Reproduce every line of the material below, but drop the pictures.
[Begin]
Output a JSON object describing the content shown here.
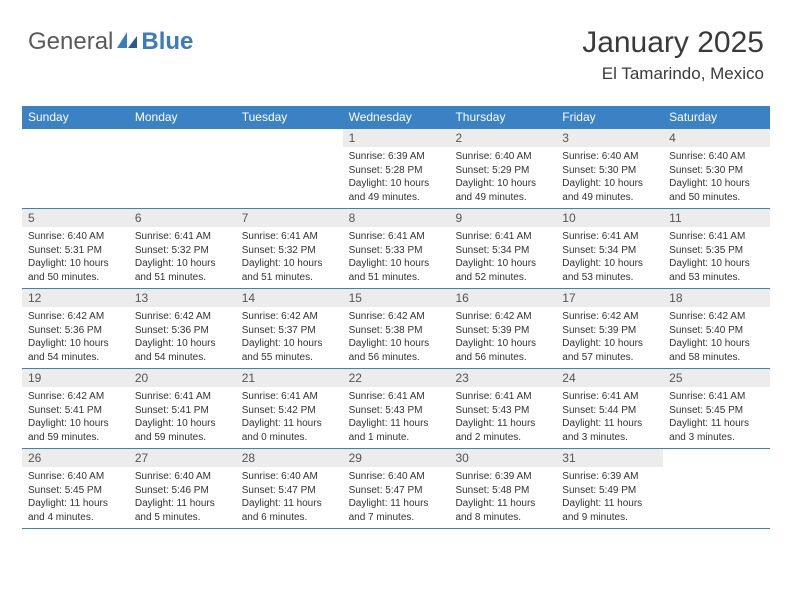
{
  "brand": {
    "part1": "General",
    "part2": "Blue"
  },
  "title": "January 2025",
  "location": "El Tamarindo, Mexico",
  "colors": {
    "header_bg": "#3b82c4",
    "header_text": "#ffffff",
    "daynum_bg": "#ececec",
    "border": "#3b82c4",
    "text": "#333333",
    "brand_gray": "#5a5a5a",
    "brand_blue": "#3b7bbf"
  },
  "weekdays": [
    "Sunday",
    "Monday",
    "Tuesday",
    "Wednesday",
    "Thursday",
    "Friday",
    "Saturday"
  ],
  "weeks": [
    [
      {
        "n": "",
        "sunrise": "",
        "sunset": "",
        "daylight": "",
        "blank": true
      },
      {
        "n": "",
        "sunrise": "",
        "sunset": "",
        "daylight": "",
        "blank": true
      },
      {
        "n": "",
        "sunrise": "",
        "sunset": "",
        "daylight": "",
        "blank": true
      },
      {
        "n": "1",
        "sunrise": "Sunrise: 6:39 AM",
        "sunset": "Sunset: 5:28 PM",
        "daylight": "Daylight: 10 hours and 49 minutes."
      },
      {
        "n": "2",
        "sunrise": "Sunrise: 6:40 AM",
        "sunset": "Sunset: 5:29 PM",
        "daylight": "Daylight: 10 hours and 49 minutes."
      },
      {
        "n": "3",
        "sunrise": "Sunrise: 6:40 AM",
        "sunset": "Sunset: 5:30 PM",
        "daylight": "Daylight: 10 hours and 49 minutes."
      },
      {
        "n": "4",
        "sunrise": "Sunrise: 6:40 AM",
        "sunset": "Sunset: 5:30 PM",
        "daylight": "Daylight: 10 hours and 50 minutes."
      }
    ],
    [
      {
        "n": "5",
        "sunrise": "Sunrise: 6:40 AM",
        "sunset": "Sunset: 5:31 PM",
        "daylight": "Daylight: 10 hours and 50 minutes."
      },
      {
        "n": "6",
        "sunrise": "Sunrise: 6:41 AM",
        "sunset": "Sunset: 5:32 PM",
        "daylight": "Daylight: 10 hours and 51 minutes."
      },
      {
        "n": "7",
        "sunrise": "Sunrise: 6:41 AM",
        "sunset": "Sunset: 5:32 PM",
        "daylight": "Daylight: 10 hours and 51 minutes."
      },
      {
        "n": "8",
        "sunrise": "Sunrise: 6:41 AM",
        "sunset": "Sunset: 5:33 PM",
        "daylight": "Daylight: 10 hours and 51 minutes."
      },
      {
        "n": "9",
        "sunrise": "Sunrise: 6:41 AM",
        "sunset": "Sunset: 5:34 PM",
        "daylight": "Daylight: 10 hours and 52 minutes."
      },
      {
        "n": "10",
        "sunrise": "Sunrise: 6:41 AM",
        "sunset": "Sunset: 5:34 PM",
        "daylight": "Daylight: 10 hours and 53 minutes."
      },
      {
        "n": "11",
        "sunrise": "Sunrise: 6:41 AM",
        "sunset": "Sunset: 5:35 PM",
        "daylight": "Daylight: 10 hours and 53 minutes."
      }
    ],
    [
      {
        "n": "12",
        "sunrise": "Sunrise: 6:42 AM",
        "sunset": "Sunset: 5:36 PM",
        "daylight": "Daylight: 10 hours and 54 minutes."
      },
      {
        "n": "13",
        "sunrise": "Sunrise: 6:42 AM",
        "sunset": "Sunset: 5:36 PM",
        "daylight": "Daylight: 10 hours and 54 minutes."
      },
      {
        "n": "14",
        "sunrise": "Sunrise: 6:42 AM",
        "sunset": "Sunset: 5:37 PM",
        "daylight": "Daylight: 10 hours and 55 minutes."
      },
      {
        "n": "15",
        "sunrise": "Sunrise: 6:42 AM",
        "sunset": "Sunset: 5:38 PM",
        "daylight": "Daylight: 10 hours and 56 minutes."
      },
      {
        "n": "16",
        "sunrise": "Sunrise: 6:42 AM",
        "sunset": "Sunset: 5:39 PM",
        "daylight": "Daylight: 10 hours and 56 minutes."
      },
      {
        "n": "17",
        "sunrise": "Sunrise: 6:42 AM",
        "sunset": "Sunset: 5:39 PM",
        "daylight": "Daylight: 10 hours and 57 minutes."
      },
      {
        "n": "18",
        "sunrise": "Sunrise: 6:42 AM",
        "sunset": "Sunset: 5:40 PM",
        "daylight": "Daylight: 10 hours and 58 minutes."
      }
    ],
    [
      {
        "n": "19",
        "sunrise": "Sunrise: 6:42 AM",
        "sunset": "Sunset: 5:41 PM",
        "daylight": "Daylight: 10 hours and 59 minutes."
      },
      {
        "n": "20",
        "sunrise": "Sunrise: 6:41 AM",
        "sunset": "Sunset: 5:41 PM",
        "daylight": "Daylight: 10 hours and 59 minutes."
      },
      {
        "n": "21",
        "sunrise": "Sunrise: 6:41 AM",
        "sunset": "Sunset: 5:42 PM",
        "daylight": "Daylight: 11 hours and 0 minutes."
      },
      {
        "n": "22",
        "sunrise": "Sunrise: 6:41 AM",
        "sunset": "Sunset: 5:43 PM",
        "daylight": "Daylight: 11 hours and 1 minute."
      },
      {
        "n": "23",
        "sunrise": "Sunrise: 6:41 AM",
        "sunset": "Sunset: 5:43 PM",
        "daylight": "Daylight: 11 hours and 2 minutes."
      },
      {
        "n": "24",
        "sunrise": "Sunrise: 6:41 AM",
        "sunset": "Sunset: 5:44 PM",
        "daylight": "Daylight: 11 hours and 3 minutes."
      },
      {
        "n": "25",
        "sunrise": "Sunrise: 6:41 AM",
        "sunset": "Sunset: 5:45 PM",
        "daylight": "Daylight: 11 hours and 3 minutes."
      }
    ],
    [
      {
        "n": "26",
        "sunrise": "Sunrise: 6:40 AM",
        "sunset": "Sunset: 5:45 PM",
        "daylight": "Daylight: 11 hours and 4 minutes."
      },
      {
        "n": "27",
        "sunrise": "Sunrise: 6:40 AM",
        "sunset": "Sunset: 5:46 PM",
        "daylight": "Daylight: 11 hours and 5 minutes."
      },
      {
        "n": "28",
        "sunrise": "Sunrise: 6:40 AM",
        "sunset": "Sunset: 5:47 PM",
        "daylight": "Daylight: 11 hours and 6 minutes."
      },
      {
        "n": "29",
        "sunrise": "Sunrise: 6:40 AM",
        "sunset": "Sunset: 5:47 PM",
        "daylight": "Daylight: 11 hours and 7 minutes."
      },
      {
        "n": "30",
        "sunrise": "Sunrise: 6:39 AM",
        "sunset": "Sunset: 5:48 PM",
        "daylight": "Daylight: 11 hours and 8 minutes."
      },
      {
        "n": "31",
        "sunrise": "Sunrise: 6:39 AM",
        "sunset": "Sunset: 5:49 PM",
        "daylight": "Daylight: 11 hours and 9 minutes."
      },
      {
        "n": "",
        "sunrise": "",
        "sunset": "",
        "daylight": "",
        "blank": true
      }
    ]
  ]
}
[End]
**Output of the task:**
Output a JSON object describing the content shown here.
{
  "brand": {
    "part1": "General",
    "part2": "Blue"
  },
  "title": "January 2025",
  "location": "El Tamarindo, Mexico",
  "colors": {
    "header_bg": "#3b82c4",
    "header_text": "#ffffff",
    "daynum_bg": "#ececec",
    "border": "#3b82c4",
    "text": "#333333",
    "brand_gray": "#5a5a5a",
    "brand_blue": "#3b7bbf"
  },
  "weekdays": [
    "Sunday",
    "Monday",
    "Tuesday",
    "Wednesday",
    "Thursday",
    "Friday",
    "Saturday"
  ],
  "weeks": [
    [
      {
        "n": "",
        "sunrise": "",
        "sunset": "",
        "daylight": "",
        "blank": true
      },
      {
        "n": "",
        "sunrise": "",
        "sunset": "",
        "daylight": "",
        "blank": true
      },
      {
        "n": "",
        "sunrise": "",
        "sunset": "",
        "daylight": "",
        "blank": true
      },
      {
        "n": "1",
        "sunrise": "Sunrise: 6:39 AM",
        "sunset": "Sunset: 5:28 PM",
        "daylight": "Daylight: 10 hours and 49 minutes."
      },
      {
        "n": "2",
        "sunrise": "Sunrise: 6:40 AM",
        "sunset": "Sunset: 5:29 PM",
        "daylight": "Daylight: 10 hours and 49 minutes."
      },
      {
        "n": "3",
        "sunrise": "Sunrise: 6:40 AM",
        "sunset": "Sunset: 5:30 PM",
        "daylight": "Daylight: 10 hours and 49 minutes."
      },
      {
        "n": "4",
        "sunrise": "Sunrise: 6:40 AM",
        "sunset": "Sunset: 5:30 PM",
        "daylight": "Daylight: 10 hours and 50 minutes."
      }
    ],
    [
      {
        "n": "5",
        "sunrise": "Sunrise: 6:40 AM",
        "sunset": "Sunset: 5:31 PM",
        "daylight": "Daylight: 10 hours and 50 minutes."
      },
      {
        "n": "6",
        "sunrise": "Sunrise: 6:41 AM",
        "sunset": "Sunset: 5:32 PM",
        "daylight": "Daylight: 10 hours and 51 minutes."
      },
      {
        "n": "7",
        "sunrise": "Sunrise: 6:41 AM",
        "sunset": "Sunset: 5:32 PM",
        "daylight": "Daylight: 10 hours and 51 minutes."
      },
      {
        "n": "8",
        "sunrise": "Sunrise: 6:41 AM",
        "sunset": "Sunset: 5:33 PM",
        "daylight": "Daylight: 10 hours and 51 minutes."
      },
      {
        "n": "9",
        "sunrise": "Sunrise: 6:41 AM",
        "sunset": "Sunset: 5:34 PM",
        "daylight": "Daylight: 10 hours and 52 minutes."
      },
      {
        "n": "10",
        "sunrise": "Sunrise: 6:41 AM",
        "sunset": "Sunset: 5:34 PM",
        "daylight": "Daylight: 10 hours and 53 minutes."
      },
      {
        "n": "11",
        "sunrise": "Sunrise: 6:41 AM",
        "sunset": "Sunset: 5:35 PM",
        "daylight": "Daylight: 10 hours and 53 minutes."
      }
    ],
    [
      {
        "n": "12",
        "sunrise": "Sunrise: 6:42 AM",
        "sunset": "Sunset: 5:36 PM",
        "daylight": "Daylight: 10 hours and 54 minutes."
      },
      {
        "n": "13",
        "sunrise": "Sunrise: 6:42 AM",
        "sunset": "Sunset: 5:36 PM",
        "daylight": "Daylight: 10 hours and 54 minutes."
      },
      {
        "n": "14",
        "sunrise": "Sunrise: 6:42 AM",
        "sunset": "Sunset: 5:37 PM",
        "daylight": "Daylight: 10 hours and 55 minutes."
      },
      {
        "n": "15",
        "sunrise": "Sunrise: 6:42 AM",
        "sunset": "Sunset: 5:38 PM",
        "daylight": "Daylight: 10 hours and 56 minutes."
      },
      {
        "n": "16",
        "sunrise": "Sunrise: 6:42 AM",
        "sunset": "Sunset: 5:39 PM",
        "daylight": "Daylight: 10 hours and 56 minutes."
      },
      {
        "n": "17",
        "sunrise": "Sunrise: 6:42 AM",
        "sunset": "Sunset: 5:39 PM",
        "daylight": "Daylight: 10 hours and 57 minutes."
      },
      {
        "n": "18",
        "sunrise": "Sunrise: 6:42 AM",
        "sunset": "Sunset: 5:40 PM",
        "daylight": "Daylight: 10 hours and 58 minutes."
      }
    ],
    [
      {
        "n": "19",
        "sunrise": "Sunrise: 6:42 AM",
        "sunset": "Sunset: 5:41 PM",
        "daylight": "Daylight: 10 hours and 59 minutes."
      },
      {
        "n": "20",
        "sunrise": "Sunrise: 6:41 AM",
        "sunset": "Sunset: 5:41 PM",
        "daylight": "Daylight: 10 hours and 59 minutes."
      },
      {
        "n": "21",
        "sunrise": "Sunrise: 6:41 AM",
        "sunset": "Sunset: 5:42 PM",
        "daylight": "Daylight: 11 hours and 0 minutes."
      },
      {
        "n": "22",
        "sunrise": "Sunrise: 6:41 AM",
        "sunset": "Sunset: 5:43 PM",
        "daylight": "Daylight: 11 hours and 1 minute."
      },
      {
        "n": "23",
        "sunrise": "Sunrise: 6:41 AM",
        "sunset": "Sunset: 5:43 PM",
        "daylight": "Daylight: 11 hours and 2 minutes."
      },
      {
        "n": "24",
        "sunrise": "Sunrise: 6:41 AM",
        "sunset": "Sunset: 5:44 PM",
        "daylight": "Daylight: 11 hours and 3 minutes."
      },
      {
        "n": "25",
        "sunrise": "Sunrise: 6:41 AM",
        "sunset": "Sunset: 5:45 PM",
        "daylight": "Daylight: 11 hours and 3 minutes."
      }
    ],
    [
      {
        "n": "26",
        "sunrise": "Sunrise: 6:40 AM",
        "sunset": "Sunset: 5:45 PM",
        "daylight": "Daylight: 11 hours and 4 minutes."
      },
      {
        "n": "27",
        "sunrise": "Sunrise: 6:40 AM",
        "sunset": "Sunset: 5:46 PM",
        "daylight": "Daylight: 11 hours and 5 minutes."
      },
      {
        "n": "28",
        "sunrise": "Sunrise: 6:40 AM",
        "sunset": "Sunset: 5:47 PM",
        "daylight": "Daylight: 11 hours and 6 minutes."
      },
      {
        "n": "29",
        "sunrise": "Sunrise: 6:40 AM",
        "sunset": "Sunset: 5:47 PM",
        "daylight": "Daylight: 11 hours and 7 minutes."
      },
      {
        "n": "30",
        "sunrise": "Sunrise: 6:39 AM",
        "sunset": "Sunset: 5:48 PM",
        "daylight": "Daylight: 11 hours and 8 minutes."
      },
      {
        "n": "31",
        "sunrise": "Sunrise: 6:39 AM",
        "sunset": "Sunset: 5:49 PM",
        "daylight": "Daylight: 11 hours and 9 minutes."
      },
      {
        "n": "",
        "sunrise": "",
        "sunset": "",
        "daylight": "",
        "blank": true
      }
    ]
  ]
}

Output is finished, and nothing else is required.